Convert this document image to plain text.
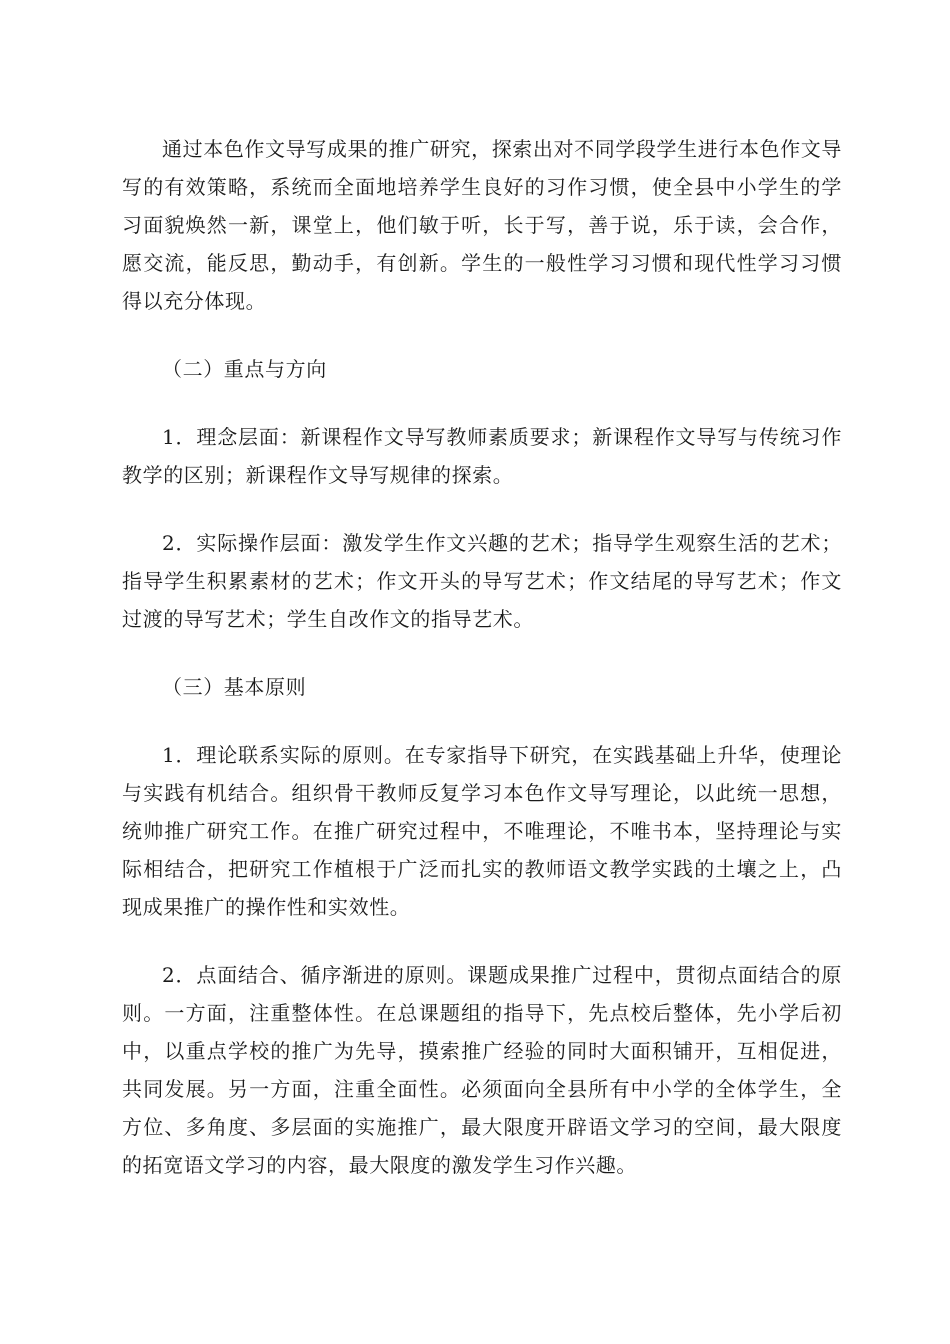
通过本色作文导写成果的推广研究，探索出对不同学段学生进行本色作文导写的有效策略，系统而全面地培养学生良好的习作习惯，使全县中小学生的学习面貌焕然一新，课堂上，他们敏于听，长于写，善于说，乐于读，会合作，愿交流，能反思，勤动手，有创新。学生的一般性学习习惯和现代性学习习惯得以充分体现。

（二）重点与方向

1．理念层面：新课程作文导写教师素质要求；新课程作文导写与传统习作教学的区别；新课程作文导写规律的探索。

2．实际操作层面：激发学生作文兴趣的艺术；指导学生观察生活的艺术；指导学生积累素材的艺术；作文开头的导写艺术；作文结尾的导写艺术；作文过渡的导写艺术；学生自改作文的指导艺术。

（三）基本原则

1．理论联系实际的原则。在专家指导下研究，在实践基础上升华，使理论与实践有机结合。组织骨干教师反复学习本色作文导写理论，以此统一思想，统帅推广研究工作。在推广研究过程中，不唯理论，不唯书本，坚持理论与实际相结合，把研究工作植根于广泛而扎实的教师语文教学实践的土壤之上，凸现成果推广的操作性和实效性。

2．点面结合、循序渐进的原则。课题成果推广过程中，贯彻点面结合的原则。一方面，注重整体性。在总课题组的指导下，先点校后整体，先小学后初中，以重点学校的推广为先导，摸索推广经验的同时大面积铺开，互相促进，共同发展。另一方面，注重全面性。必须面向全县所有中小学的全体学生，全方位、多角度、多层面的实施推广，最大限度开辟语文学习的空间，最大限度的拓宽语文学习的内容，最大限度的激发学生习作兴趣。
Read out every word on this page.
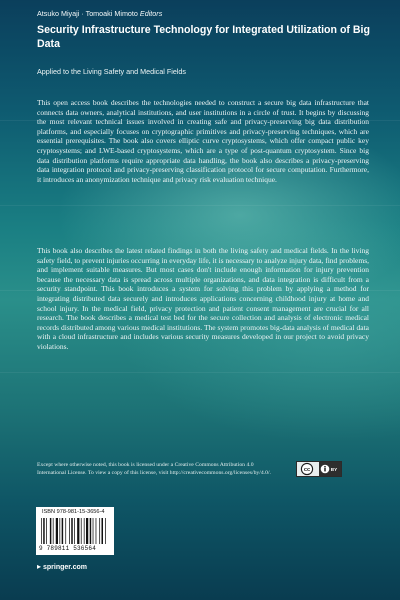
Atsuko Miyaji · Tomoaki Mimoto Editors
Security Infrastructure Technology for Integrated Utilization of Big Data
Applied to the Living Safety and Medical Fields

This open access book describes the technologies needed to construct a secure big data infrastructure that connects data owners, analytical institutions, and user institutions in a circle of trust. It begins by discussing the most relevant technical issues involved in creating safe and privacy-preserving big data distribution platforms, and especially focuses on cryptographic primitives and privacy-preserving techniques, which are essential prerequisites. The book also covers elliptic curve cryptosystems, which offer compact public key cryptosystems; and LWE-based cryptosystems, which are a type of post-quantum cryptosystem. Since big data distribution platforms require appropriate data handling, the book also describes a privacy-preserving data integration protocol and privacy-preserving classification protocol for secure computation. Furthermore, it introduces an anonymization technique and privacy risk evaluation technique.

This book also describes the latest related findings in both the living safety and medical fields. In the living safety field, to prevent injuries occurring in everyday life, it is necessary to analyze injury data, find problems, and implement suitable measures. But most cases don't include enough information for injury prevention because the necessary data is spread across multiple organizations, and data integration is difficult from a security standpoint. This book introduces a system for solving this problem by applying a method for integrating distributed data securely and introduces applications concerning childhood injury at home and school injury. In the medical field, privacy protection and patient consent management are crucial for all research. The book describes a medical test bed for the secure collection and analysis of electronic medical records distributed among various medical institutions. The system promotes big-data analysis of medical data with a cloud infrastructure and includes various security measures developed in our project to avoid privacy violations.

Except where otherwise noted, this book is licensed under a Creative Commons Attribution 4.0 International License. To view a copy of this license, visit http://creativecommons.org/licenses/by/4.0/.	cc	BY
ISBN 978-981-15-3656-4
9 789811 536564
▸ springer.com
-- -- --
**INSTRUCTION**
Print the full listing exactly, dropping the pictures.

**EXERCISE OUTPUT**
Convert this document image to plain text.
通过本色作文导写成果的推广研究，探索出对不同学段学生进行本色作文导写的有效策略，系统而全面地培养学生良好的习作习惯，使全县中小学生的学习面貌焕然一新，课堂上，他们敏于听，长于写，善于说，乐于读，会合作，愿交流，能反思，勤动手，有创新。学生的一般性学习习惯和现代性学习习惯得以充分体现。

（二）重点与方向

1．理念层面：新课程作文导写教师素质要求；新课程作文导写与传统习作教学的区别；新课程作文导写规律的探索。

2．实际操作层面：激发学生作文兴趣的艺术；指导学生观察生活的艺术；指导学生积累素材的艺术；作文开头的导写艺术；作文结尾的导写艺术；作文过渡的导写艺术；学生自改作文的指导艺术。

（三）基本原则

1．理论联系实际的原则。在专家指导下研究，在实践基础上升华，使理论与实践有机结合。组织骨干教师反复学习本色作文导写理论，以此统一思想，统帅推广研究工作。在推广研究过程中，不唯理论，不唯书本，坚持理论与实际相结合，把研究工作植根于广泛而扎实的教师语文教学实践的土壤之上，凸现成果推广的操作性和实效性。

2．点面结合、循序渐进的原则。课题成果推广过程中，贯彻点面结合的原则。一方面，注重整体性。在总课题组的指导下，先点校后整体，先小学后初中，以重点学校的推广为先导，摸索推广经验的同时大面积铺开，互相促进，共同发展。另一方面，注重全面性。必须面向全县所有中小学的全体学生，全方位、多角度、多层面的实施推广，最大限度开辟语文学习的空间，最大限度的拓宽语文学习的内容，最大限度的激发学生习作兴趣。
Read out every word on this page.
Atsuko Miyaji · Tomoaki Mimoto Editors
Security Infrastructure Technology for Integrated Utilization of Big Data
Applied to the Living Safety and Medical Fields

This open access book describes the technologies needed to construct a secure big data infrastructure that connects data owners, analytical institutions, and user institutions in a circle of trust. It begins by discussing the most relevant technical issues involved in creating safe and privacy-preserving big data distribution platforms, and especially focuses on cryptographic primitives and privacy-preserving techniques, which are essential prerequisites. The book also covers elliptic curve cryptosystems, which offer compact public key cryptosystems; and LWE-based cryptosystems, which are a type of post-quantum cryptosystem. Since big data distribution platforms require appropriate data handling, the book also describes a privacy-preserving data integration protocol and privacy-preserving classification protocol for secure computation. Furthermore, it introduces an anonymization technique and privacy risk evaluation technique.

This book also describes the latest related findings in both the living safety and medical fields. In the living safety field, to prevent injuries occurring in everyday life, it is necessary to analyze injury data, find problems, and implement suitable measures. But most cases don't include enough information for injury prevention because the necessary data is spread across multiple organizations, and data integration is difficult from a security standpoint. This book introduces a system for solving this problem by applying a method for integrating distributed data securely and introduces applications concerning childhood injury at home and school injury. In the medical field, privacy protection and patient consent management are crucial for all research. The book describes a medical test bed for the secure collection and analysis of electronic medical records distributed among various medical institutions. The system promotes big-data analysis of medical data with a cloud infrastructure and includes various security measures developed in our project to avoid privacy violations.

Except where otherwise noted, this book is licensed under a Creative Commons Attribution 4.0 International License. To view a copy of this license, visit http://creativecommons.org/licenses/by/4.0/.	cc	BY
ISBN 978-981-15-3656-4
9 789811 536564
▸ springer.com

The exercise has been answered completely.